- _Problem_
Give every line from the entries that contains "this".

Stored dataset items
· · · ·

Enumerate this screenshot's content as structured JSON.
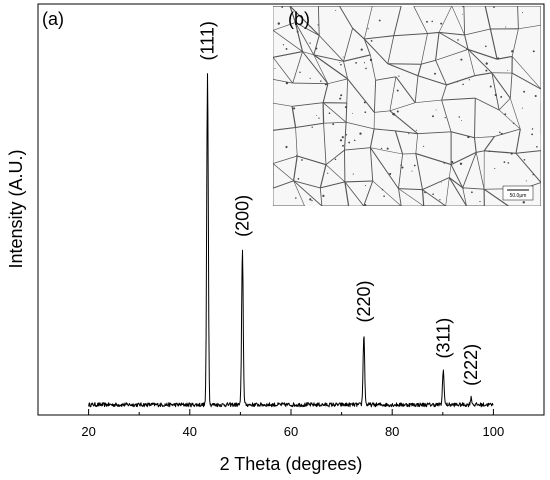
{
  "chart_data": {
    "type": "line",
    "panel_label_main": "(a)",
    "panel_label_inset": "(b)",
    "xlabel": "2 Theta (degrees)",
    "ylabel": "Intensity (A.U.)",
    "xlim": [
      10,
      110
    ],
    "ylim": [
      0,
      1.2
    ],
    "xticks": [
      20,
      40,
      60,
      80,
      100
    ],
    "x_start": 20,
    "x_end": 100,
    "baseline": 0.03,
    "peaks": [
      {
        "label": "(111)",
        "x": 43.5,
        "y": 1.0
      },
      {
        "label": "(200)",
        "x": 50.4,
        "y": 0.485
      },
      {
        "label": "(220)",
        "x": 74.4,
        "y": 0.235
      },
      {
        "label": "(311)",
        "x": 90.1,
        "y": 0.13
      },
      {
        "label": "(222)",
        "x": 95.6,
        "y": 0.05
      }
    ],
    "inset_scale_bar": "50.0μm"
  }
}
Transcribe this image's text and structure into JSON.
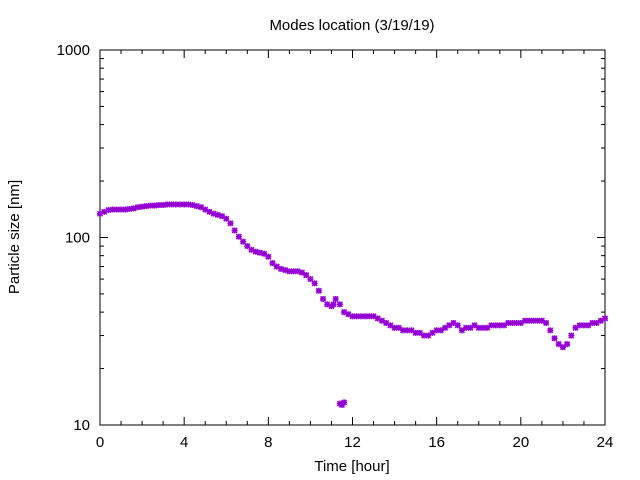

· · · ·

- _Exercise response_
Enumerate this screenshot's content as structured JSON.
Transcribe this image's text and structure into JSON.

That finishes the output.